EXERCISE DESCRIPTION.
Which lines hold the word "linfáticos"? Copy each one.

━━━━━ TASK MATERIAL

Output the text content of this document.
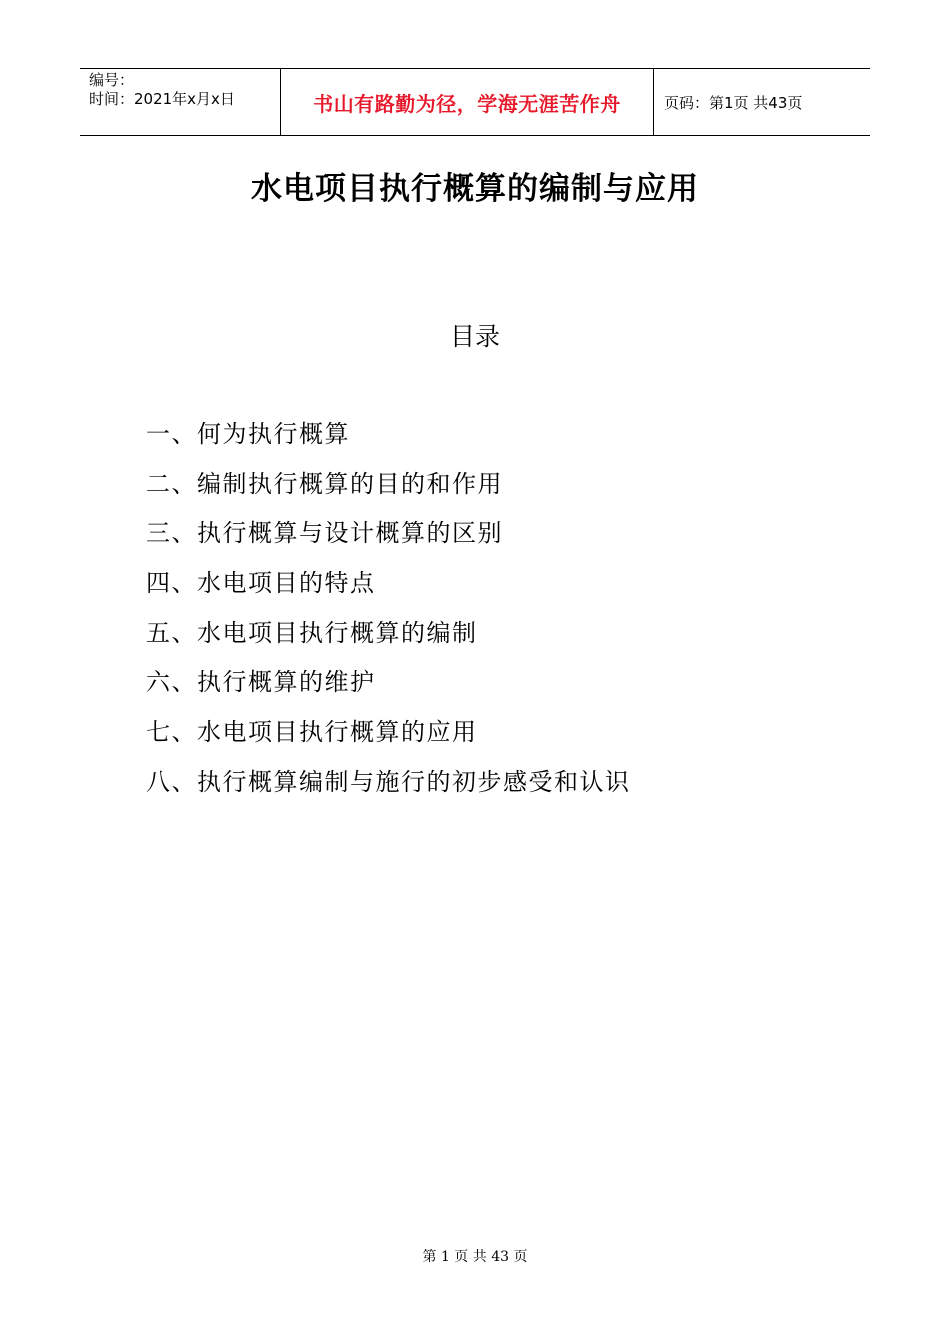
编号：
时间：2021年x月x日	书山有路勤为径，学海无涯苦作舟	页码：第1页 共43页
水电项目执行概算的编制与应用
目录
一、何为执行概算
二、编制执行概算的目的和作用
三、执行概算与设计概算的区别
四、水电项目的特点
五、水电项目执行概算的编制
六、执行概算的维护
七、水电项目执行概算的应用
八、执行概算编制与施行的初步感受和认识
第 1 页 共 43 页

━━━━━━━━━━
━━━━━ TASK MATERIAL

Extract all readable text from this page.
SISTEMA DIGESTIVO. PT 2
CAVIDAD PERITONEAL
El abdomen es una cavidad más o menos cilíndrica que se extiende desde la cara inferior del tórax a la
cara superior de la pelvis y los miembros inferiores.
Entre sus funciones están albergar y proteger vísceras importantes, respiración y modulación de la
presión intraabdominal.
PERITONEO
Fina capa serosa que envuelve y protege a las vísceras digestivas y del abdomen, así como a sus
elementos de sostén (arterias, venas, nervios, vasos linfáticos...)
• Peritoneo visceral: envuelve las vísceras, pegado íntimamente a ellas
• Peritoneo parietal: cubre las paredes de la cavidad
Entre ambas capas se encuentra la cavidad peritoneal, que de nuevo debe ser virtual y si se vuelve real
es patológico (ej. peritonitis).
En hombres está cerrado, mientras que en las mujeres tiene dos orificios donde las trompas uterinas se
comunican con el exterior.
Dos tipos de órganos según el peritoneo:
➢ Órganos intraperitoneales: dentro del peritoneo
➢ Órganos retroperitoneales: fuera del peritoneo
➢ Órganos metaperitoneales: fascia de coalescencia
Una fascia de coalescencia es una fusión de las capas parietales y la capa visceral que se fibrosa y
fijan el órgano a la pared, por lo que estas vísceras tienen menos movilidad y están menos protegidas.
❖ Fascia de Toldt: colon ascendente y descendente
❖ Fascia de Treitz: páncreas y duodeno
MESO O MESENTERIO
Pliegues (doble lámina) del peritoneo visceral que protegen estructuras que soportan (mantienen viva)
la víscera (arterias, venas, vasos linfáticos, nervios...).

━━━━━━━━━━

TASK RESULT.
elementos de sostén (arterias, venas, nervios, vasos linfáticos...)
la víscera (arterias, venas, vasos linfáticos, nervios...).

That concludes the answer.